- Exercise objective
Print out every record exactly as it appears.

- Working data
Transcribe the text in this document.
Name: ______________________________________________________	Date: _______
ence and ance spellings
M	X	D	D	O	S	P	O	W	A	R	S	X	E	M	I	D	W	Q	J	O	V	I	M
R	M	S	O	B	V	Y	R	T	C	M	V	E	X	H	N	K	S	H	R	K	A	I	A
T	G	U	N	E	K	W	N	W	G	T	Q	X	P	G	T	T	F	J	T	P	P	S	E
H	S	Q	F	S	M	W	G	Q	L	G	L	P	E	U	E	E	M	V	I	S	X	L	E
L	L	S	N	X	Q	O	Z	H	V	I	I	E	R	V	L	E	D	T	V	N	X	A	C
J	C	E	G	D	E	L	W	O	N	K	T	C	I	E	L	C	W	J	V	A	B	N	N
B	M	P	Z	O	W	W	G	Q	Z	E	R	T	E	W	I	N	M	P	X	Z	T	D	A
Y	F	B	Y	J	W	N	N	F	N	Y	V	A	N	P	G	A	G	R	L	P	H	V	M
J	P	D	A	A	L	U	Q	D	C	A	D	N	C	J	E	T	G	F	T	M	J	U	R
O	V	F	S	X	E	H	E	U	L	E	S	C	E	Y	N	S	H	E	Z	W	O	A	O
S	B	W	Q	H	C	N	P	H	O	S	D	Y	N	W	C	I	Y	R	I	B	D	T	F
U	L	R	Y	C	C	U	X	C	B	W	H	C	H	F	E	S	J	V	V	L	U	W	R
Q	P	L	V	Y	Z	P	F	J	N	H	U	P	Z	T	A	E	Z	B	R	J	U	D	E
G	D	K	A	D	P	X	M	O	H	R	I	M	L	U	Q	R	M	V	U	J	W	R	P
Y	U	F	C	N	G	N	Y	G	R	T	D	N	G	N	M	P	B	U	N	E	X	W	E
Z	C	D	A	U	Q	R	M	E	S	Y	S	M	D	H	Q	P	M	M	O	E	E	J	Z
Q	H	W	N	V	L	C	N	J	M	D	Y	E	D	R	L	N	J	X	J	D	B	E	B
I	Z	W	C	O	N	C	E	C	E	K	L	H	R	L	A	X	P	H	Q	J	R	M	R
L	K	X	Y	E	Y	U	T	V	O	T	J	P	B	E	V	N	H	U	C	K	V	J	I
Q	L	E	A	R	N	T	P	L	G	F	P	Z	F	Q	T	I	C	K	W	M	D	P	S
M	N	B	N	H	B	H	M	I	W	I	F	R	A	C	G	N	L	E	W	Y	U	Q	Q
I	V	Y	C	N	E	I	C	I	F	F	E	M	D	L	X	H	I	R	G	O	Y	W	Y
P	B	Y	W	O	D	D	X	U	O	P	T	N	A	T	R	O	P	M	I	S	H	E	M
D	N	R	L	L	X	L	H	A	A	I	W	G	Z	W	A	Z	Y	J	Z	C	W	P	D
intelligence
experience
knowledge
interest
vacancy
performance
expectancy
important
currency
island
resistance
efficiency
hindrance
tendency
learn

- Reply
Transcribe the text in this document.
Name: ______________________________________________________	Date: _______
ence and ance spellings
M	X	D	D	O	S	P	O	W	A	R	S	X	E	M	I	D	W	Q	J	O	V	I	M
R	M	S	O	B	V	Y	R	T	C	M	V	E	X	H	N	K	S	H	R	K	A	I	A
T	G	U	N	E	K	W	N	W	G	T	Q	X	P	G	T	T	F	J	T	P	P	S	E
H	S	Q	F	S	M	W	G	Q	L	G	L	P	E	U	E	E	M	V	I	S	X	L	E
L	L	S	N	X	Q	O	Z	H	V	I	I	E	R	V	L	E	D	T	V	N	X	A	C
J	C	E	G	D	E	L	W	O	N	K	T	C	I	E	L	C	W	J	V	A	B	N	N
B	M	P	Z	O	W	W	G	Q	Z	E	R	T	E	W	I	N	M	P	X	Z	T	D	A
Y	F	B	Y	J	W	N	N	F	N	Y	V	A	N	P	G	A	G	R	L	P	H	V	M
J	P	D	A	A	L	U	Q	D	C	A	D	N	C	J	E	T	G	F	T	M	J	U	R
O	V	F	S	X	E	H	E	U	L	E	S	C	E	Y	N	S	H	E	Z	W	O	A	O
S	B	W	Q	H	C	N	P	H	O	S	D	Y	N	W	C	I	Y	R	I	B	D	T	F
U	L	R	Y	C	C	U	X	C	B	W	H	C	H	F	E	S	J	V	V	L	U	W	R
Q	P	L	V	Y	Z	P	F	J	N	H	U	P	Z	T	A	E	Z	B	R	J	U	D	E
G	D	K	A	D	P	X	M	O	H	R	I	M	L	U	Q	R	M	V	U	J	W	R	P
Y	U	F	C	N	G	N	Y	G	R	T	D	N	G	N	M	P	B	U	N	E	X	W	E
Z	C	D	A	U	Q	R	M	E	S	Y	S	M	D	H	Q	P	M	M	O	E	E	J	Z
Q	H	W	N	V	L	C	N	J	M	D	Y	E	D	R	L	N	J	X	J	D	B	E	B
I	Z	W	C	O	N	C	E	C	E	K	L	H	R	L	A	X	P	H	Q	J	R	M	R
L	K	X	Y	E	Y	U	T	V	O	T	J	P	B	E	V	N	H	U	C	K	V	J	I
Q	L	E	A	R	N	T	P	L	G	F	P	Z	F	Q	T	I	C	K	W	M	D	P	S
M	N	B	N	H	B	H	M	I	W	I	F	R	A	C	G	N	L	E	W	Y	U	Q	Q
I	V	Y	C	N	E	I	C	I	F	F	E	M	D	L	X	H	I	R	G	O	Y	W	Y
P	B	Y	W	O	D	D	X	U	O	P	T	N	A	T	R	O	P	M	I	S	H	E	M
D	N	R	L	L	X	L	H	A	A	I	W	G	Z	W	A	Z	Y	J	Z	C	W	P	D
intelligence
experience
knowledge
interest
vacancy
performance
expectancy
important
currency
island
resistance
efficiency
hindrance
tendency
learn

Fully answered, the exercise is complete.